Start of Materials provided
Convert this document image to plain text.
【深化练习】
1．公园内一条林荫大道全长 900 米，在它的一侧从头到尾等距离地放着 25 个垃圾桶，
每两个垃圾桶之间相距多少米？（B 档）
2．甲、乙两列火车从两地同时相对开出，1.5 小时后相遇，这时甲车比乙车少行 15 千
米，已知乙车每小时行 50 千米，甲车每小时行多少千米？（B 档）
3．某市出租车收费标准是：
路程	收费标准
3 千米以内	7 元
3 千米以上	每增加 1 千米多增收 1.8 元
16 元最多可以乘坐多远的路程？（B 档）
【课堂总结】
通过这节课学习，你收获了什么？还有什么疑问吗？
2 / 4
End of Materials provided
### [Task prompt]
From the records above, extract everything verbatim.

### [Answer to this problem]
Convert this document image to plain text.
【深化练习】
1．公园内一条林荫大道全长 900 米，在它的一侧从头到尾等距离地放着 25 个垃圾桶，
每两个垃圾桶之间相距多少米？（B 档）
2．甲、乙两列火车从两地同时相对开出，1.5 小时后相遇，这时甲车比乙车少行 15 千
米，已知乙车每小时行 50 千米，甲车每小时行多少千米？（B 档）
3．某市出租车收费标准是：
路程	收费标准
3 千米以内	7 元
3 千米以上	每增加 1 千米多增收 1.8 元
16 元最多可以乘坐多远的路程？（B 档）
【课堂总结】
通过这节课学习，你收获了什么？还有什么疑问吗？
2 / 4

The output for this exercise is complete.